— BEGIN Page —

The opportunity for suppliers to join the government's £60m G-Cloud framework is drawing to a close, according to Mark O'Neill, proposition director for innovation and delivery at the Government Digital Service (GDS). "We plan to launch the first tranche of the G-Cloud catalogue in March," O'Neill told the Cloud Expo event in …
disaggregate means 'to fall apart" doesn't it?
The only thing I've printed in years is letters.
And that without cloud-y anything. Amazing, isn't it?
So, what he's really saying is that gov't IT is a jumble of oversold proprietary systems that don't work very well but nonetheless cannot easily be pried apart. And the magic bullet to solve it is to "go cloud".
I can see seamless expansion of capacity while decomissioning the old systems as a valid point, with as only drawbacks paying for the privilege, more depending on networking and thus also raising bandwidth bills, and, oh, making over-expanding and becoming even more reliant on the new jumble with less leeway to get out, even easier. Other than that it's a fine plan. Clearly the bloke subscribes to the "three letters" style of management. As in, the next round of upgrades will only be somewhere after the next bloke steps in and using a new and shiny different buzzword. As a management vision it seems rather limited. Carry on government.
Not one-size fits all
If the government can stop running hundreds of Exchange servers and instead centralise those into the "cloud", then that's great news for us tax payers. There's a nice bit of cost saving which oughtn't be too much of a strain for the departments involved.
What I wonder about really is the multi-million pound projects to put government workers paylips on the intranet, or do all your employee HR functions online, or *shudder* put all of the public's medial records on to some electronically accessible solution. These are all 'custom' applications, which have thousands of hours of consultancy and development behind them. This is also where I suspect the lions share of wasted expense comes from. I can't see this G-Cloud really helping there.
All said and done though, getting anything centralised and cut the duplication of effort has got to be a good thing.
Not quite that simple...
Although I agree in principle (about not running hundreds of exchange servers), centralising them into clouds does not in and of iteself make savings at any point.
First, you are increasing WAN networking load and potentially increasing bandwidth to another party. WAN costs are easilly the most expensive commodity I buy (off framework), and bandwidth is always at a premium. I have three "cloud" options available on current Buying Solutions frameworks, and even with staff and license reductions, none would "save" enough to pay for the bandwidth hike alone, let alone the change costs. Don't think the Audit and Risk groups would approve the move to a system with so many single points of failure for ALL systems either!

— END Page —

**Request 1:**
Return the part of the G-Cloud discussion that begins at the words "Not one-size fits" and stops after "a good thing.", copied word for word.

— BEGIN Records provided —

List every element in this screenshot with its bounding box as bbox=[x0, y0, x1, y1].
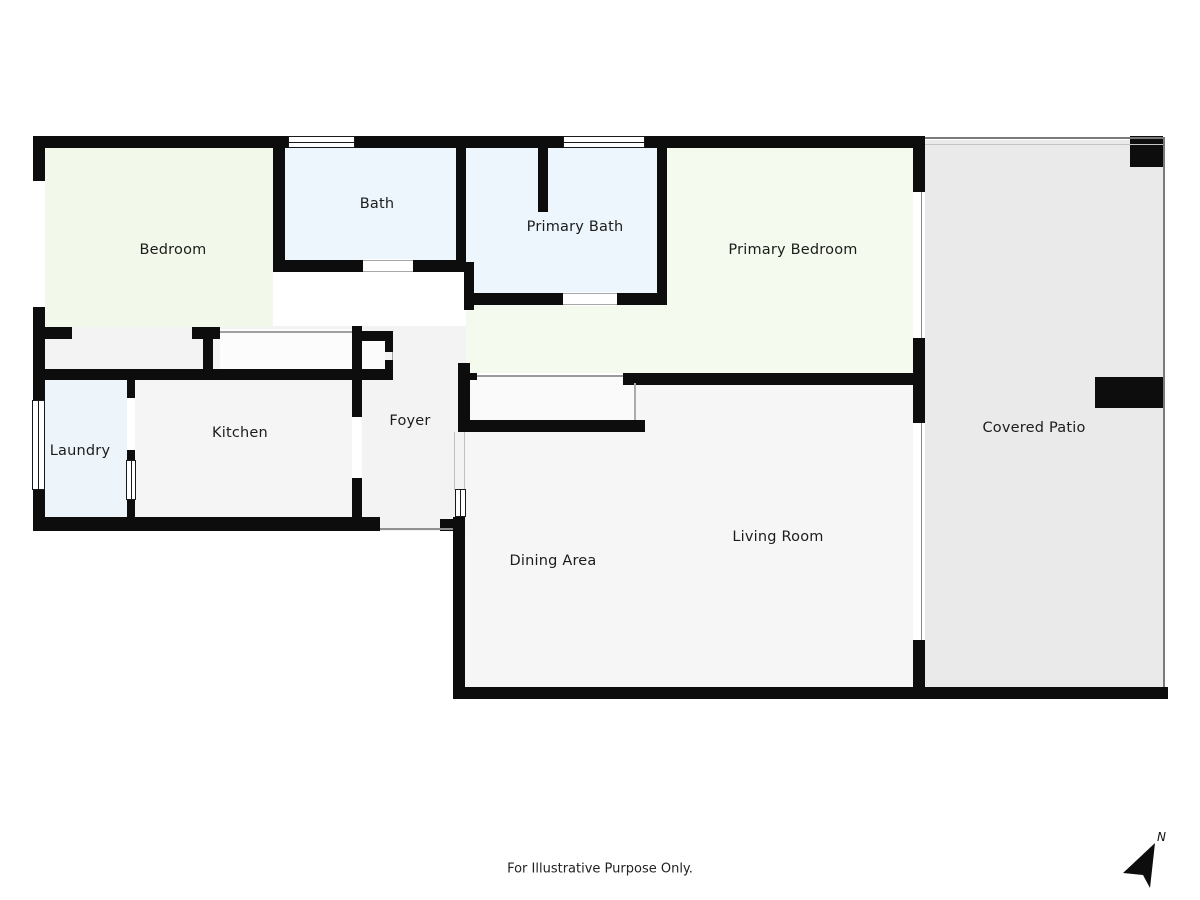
linen-closet-top-arm bbox=[362, 331, 393, 341]
nook-right-line bbox=[634, 383, 636, 420]
room-label-laundry: Laundry bbox=[50, 443, 111, 459]
closet-stem-wall bbox=[203, 339, 213, 369]
room-label-covered-patio: Covered Patio bbox=[982, 420, 1085, 436]
laundry-kitchen-wall-mid bbox=[127, 450, 135, 460]
room-fill-covered-patio bbox=[925, 140, 1163, 687]
exterior-top-wall bbox=[33, 136, 925, 148]
north-arrow-shape bbox=[1123, 843, 1155, 888]
primarybedroom-right-mid bbox=[913, 338, 925, 423]
room-label-dining-area: Dining Area bbox=[510, 553, 597, 569]
foyer-dining-line-right bbox=[464, 432, 465, 490]
exterior-left-wall-upper bbox=[33, 136, 45, 181]
linen-closet-jamb-top bbox=[385, 341, 393, 352]
kitchen-foyer-stub bbox=[352, 380, 362, 417]
primarybedroom-slider bbox=[913, 192, 925, 338]
patio-corner-post bbox=[1130, 136, 1163, 167]
primarybath-south-right bbox=[617, 293, 667, 305]
laundry-kitchen-wall-low bbox=[127, 500, 135, 517]
primarybath-window-mullion bbox=[563, 142, 645, 143]
north-arrow-icon: N bbox=[1100, 818, 1190, 900]
nook-top-line bbox=[477, 375, 623, 377]
foyer-dining-window-mullion bbox=[460, 489, 461, 517]
primarybedroom-south-wall bbox=[623, 373, 925, 385]
primarybath-stub-wall bbox=[538, 148, 548, 212]
disclaimer-text: For Illustrative Purpose Only. bbox=[507, 862, 693, 877]
nook-bottom-wall bbox=[458, 420, 645, 432]
exterior-left-wall-mid bbox=[33, 307, 45, 400]
livingroom-slider bbox=[913, 423, 925, 640]
bath-door-line-bottom bbox=[363, 271, 413, 272]
patio-right-line bbox=[1163, 137, 1165, 687]
closet-fill-entry-nook bbox=[470, 377, 635, 420]
nook-left-stub bbox=[470, 373, 477, 380]
bedroom-south-wall-left bbox=[45, 327, 72, 339]
livingroom-right-wall bbox=[913, 640, 925, 687]
linen-door-line bbox=[392, 352, 394, 360]
bedroom-bath-wall bbox=[273, 148, 285, 272]
patio-top-line-outer bbox=[925, 137, 1165, 139]
laundry-kitchen-wall-top bbox=[127, 380, 135, 398]
exterior-bottom-left-wall bbox=[33, 517, 380, 531]
room-label-bath: Bath bbox=[360, 196, 395, 212]
room-label-foyer: Foyer bbox=[389, 413, 430, 429]
closet-fill-linen bbox=[362, 341, 385, 369]
room-label-bedroom: Bedroom bbox=[140, 242, 207, 258]
dining-left-wall bbox=[453, 517, 465, 699]
room-fill-primary-bedroom bbox=[667, 148, 913, 373]
entry-door-line bbox=[380, 528, 453, 530]
room-label-primary-bedroom: Primary Bedroom bbox=[728, 242, 857, 258]
room-fill-primary-corridor bbox=[466, 305, 667, 373]
north-label: N bbox=[1157, 830, 1166, 844]
pbed-slider-line bbox=[921, 192, 923, 338]
primarybath-bedroom-wall bbox=[657, 148, 667, 305]
room-label-living-room: Living Room bbox=[732, 529, 823, 545]
patio-top-line-inner bbox=[925, 144, 1165, 145]
bath-door-line-top bbox=[363, 260, 413, 261]
bath-south-wall-left bbox=[273, 260, 363, 272]
patio-side-block bbox=[1095, 377, 1163, 408]
room-fill-foyer bbox=[362, 380, 466, 531]
room-fill-bedroom bbox=[45, 148, 273, 327]
foyer-dining-line-left bbox=[454, 432, 455, 490]
primarybedroom-right-top bbox=[913, 136, 925, 192]
primarybath-south-left bbox=[466, 293, 563, 305]
exterior-bottom-wall bbox=[453, 687, 1168, 699]
pbath-door-line-top bbox=[563, 293, 617, 294]
kitchen-foyer-wall-lower bbox=[352, 478, 362, 531]
kitchen-north-wall bbox=[33, 369, 393, 380]
bedroom-closet-line bbox=[220, 331, 352, 333]
pbath-door-line-bottom bbox=[563, 304, 617, 305]
living-slider-line bbox=[921, 423, 923, 640]
room-label-kitchen: Kitchen bbox=[212, 425, 268, 441]
laundry-kitchen-window-mullion bbox=[131, 460, 132, 500]
laundry-window-mullion bbox=[38, 400, 39, 490]
room-label-primary-bath: Primary Bath bbox=[527, 219, 624, 235]
room-fill-kitchen bbox=[135, 380, 352, 517]
closet-fill-bedroom bbox=[220, 329, 352, 369]
floorplan-canvas: BedroomBathPrimary BathPrimary BedroomCo… bbox=[0, 0, 1200, 900]
bath-window-mullion bbox=[288, 142, 355, 143]
bath-primarybath-wall bbox=[456, 148, 466, 262]
bedroom-south-wall-mid bbox=[192, 327, 220, 339]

— END Records provided —

**Request 2:**
In the stored data rows, substitute "room-name" for "room-label" in the lines that begin at the line that has "linen-closet-top-arm bbox=[362, 331, 393, 341]" and stop after the line that has "foyer-dining-line-right bbox=[464, 432, 465, 490]". Give back only those lines, with everything else left as it is.

**Result 1:**
Not one-size fits all
If the government can stop running hundreds of Exchange servers and instead centralise those into the "cloud", then that's great news for us tax payers. There's a nice bit of cost saving which oughtn't be too much of a strain for the departments involved.
What I wonder about really is the multi-million pound projects to put government workers paylips on the intranet, or do all your employee HR functions online, or *shudder* put all of the public's medial records on to some electronically accessible solution. These are all 'custom' applications, which have thousands of hours of consultancy and development behind them. This is also where I suspect the lions share of wasted expense comes from. I can't see this G-Cloud really helping there.
All said and done though, getting anything centralised and cut the duplication of effort has got to be a good thing.

**Result 2:**
linen-closet-top-arm bbox=[362, 331, 393, 341]
nook-right-line bbox=[634, 383, 636, 420]
room-name-laundry: Laundry bbox=[50, 443, 111, 459]
closet-stem-wall bbox=[203, 339, 213, 369]
room-name-covered-patio: Covered Patio bbox=[982, 420, 1085, 436]
laundry-kitchen-wall-mid bbox=[127, 450, 135, 460]
room-fill-covered-patio bbox=[925, 140, 1163, 687]
exterior-top-wall bbox=[33, 136, 925, 148]
north-arrow-shape bbox=[1123, 843, 1155, 888]
primarybedroom-right-mid bbox=[913, 338, 925, 423]
room-name-dining-area: Dining Area bbox=[510, 553, 597, 569]
foyer-dining-line-right bbox=[464, 432, 465, 490]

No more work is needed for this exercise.